▶ _Data records_:
● ● ● ● ●

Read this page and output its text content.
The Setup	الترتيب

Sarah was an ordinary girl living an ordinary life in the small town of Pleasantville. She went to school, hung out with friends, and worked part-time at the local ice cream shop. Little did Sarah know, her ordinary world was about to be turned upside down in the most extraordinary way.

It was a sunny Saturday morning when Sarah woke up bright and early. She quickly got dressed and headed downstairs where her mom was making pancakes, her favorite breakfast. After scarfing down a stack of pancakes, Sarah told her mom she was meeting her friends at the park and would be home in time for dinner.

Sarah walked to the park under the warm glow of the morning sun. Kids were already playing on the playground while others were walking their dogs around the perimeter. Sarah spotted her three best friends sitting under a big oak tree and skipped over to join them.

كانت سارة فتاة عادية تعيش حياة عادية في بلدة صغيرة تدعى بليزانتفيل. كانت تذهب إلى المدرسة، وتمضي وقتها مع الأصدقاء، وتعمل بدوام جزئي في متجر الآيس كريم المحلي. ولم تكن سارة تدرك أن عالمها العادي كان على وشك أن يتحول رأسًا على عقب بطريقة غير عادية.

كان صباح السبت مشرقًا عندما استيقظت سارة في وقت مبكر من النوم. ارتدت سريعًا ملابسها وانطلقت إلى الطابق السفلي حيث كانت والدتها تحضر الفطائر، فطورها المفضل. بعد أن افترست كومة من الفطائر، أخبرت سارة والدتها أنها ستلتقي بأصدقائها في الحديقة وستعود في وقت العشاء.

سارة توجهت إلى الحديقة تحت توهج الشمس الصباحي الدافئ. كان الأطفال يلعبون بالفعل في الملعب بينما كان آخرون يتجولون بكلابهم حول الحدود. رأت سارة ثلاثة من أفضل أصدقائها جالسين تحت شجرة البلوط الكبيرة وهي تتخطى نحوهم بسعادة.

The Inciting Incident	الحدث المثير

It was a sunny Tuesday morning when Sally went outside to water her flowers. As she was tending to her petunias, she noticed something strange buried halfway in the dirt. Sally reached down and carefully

● ● ● ● ●

▶ _THE EXERCISE_:
Extract every entry above as it appears.

▶ _RESPONSE_:
Read this page and output its text content.
The Setup	الترتيب

Sarah was an ordinary girl living an ordinary life in the small town of Pleasantville. She went to school, hung out with friends, and worked part-time at the local ice cream shop. Little did Sarah know, her ordinary world was about to be turned upside down in the most extraordinary way.

It was a sunny Saturday morning when Sarah woke up bright and early. She quickly got dressed and headed downstairs where her mom was making pancakes, her favorite breakfast. After scarfing down a stack of pancakes, Sarah told her mom she was meeting her friends at the park and would be home in time for dinner.

Sarah walked to the park under the warm glow of the morning sun. Kids were already playing on the playground while others were walking their dogs around the perimeter. Sarah spotted her three best friends sitting under a big oak tree and skipped over to join them.

كانت سارة فتاة عادية تعيش حياة عادية في بلدة صغيرة تدعى بليزانتفيل. كانت تذهب إلى المدرسة، وتمضي وقتها مع الأصدقاء، وتعمل بدوام جزئي في متجر الآيس كريم المحلي. ولم تكن سارة تدرك أن عالمها العادي كان على وشك أن يتحول رأسًا على عقب بطريقة غير عادية.

كان صباح السبت مشرقًا عندما استيقظت سارة في وقت مبكر من النوم. ارتدت سريعًا ملابسها وانطلقت إلى الطابق السفلي حيث كانت والدتها تحضر الفطائر، فطورها المفضل. بعد أن افترست كومة من الفطائر، أخبرت سارة والدتها أنها ستلتقي بأصدقائها في الحديقة وستعود في وقت العشاء.

سارة توجهت إلى الحديقة تحت توهج الشمس الصباحي الدافئ. كان الأطفال يلعبون بالفعل في الملعب بينما كان آخرون يتجولون بكلابهم حول الحدود. رأت سارة ثلاثة من أفضل أصدقائها جالسين تحت شجرة البلوط الكبيرة وهي تتخطى نحوهم بسعادة.

The Inciting Incident	الحدث المثير

It was a sunny Tuesday morning when Sally went outside to water her flowers. As she was tending to her petunias, she noticed something strange buried halfway in the dirt. Sally reached down and carefully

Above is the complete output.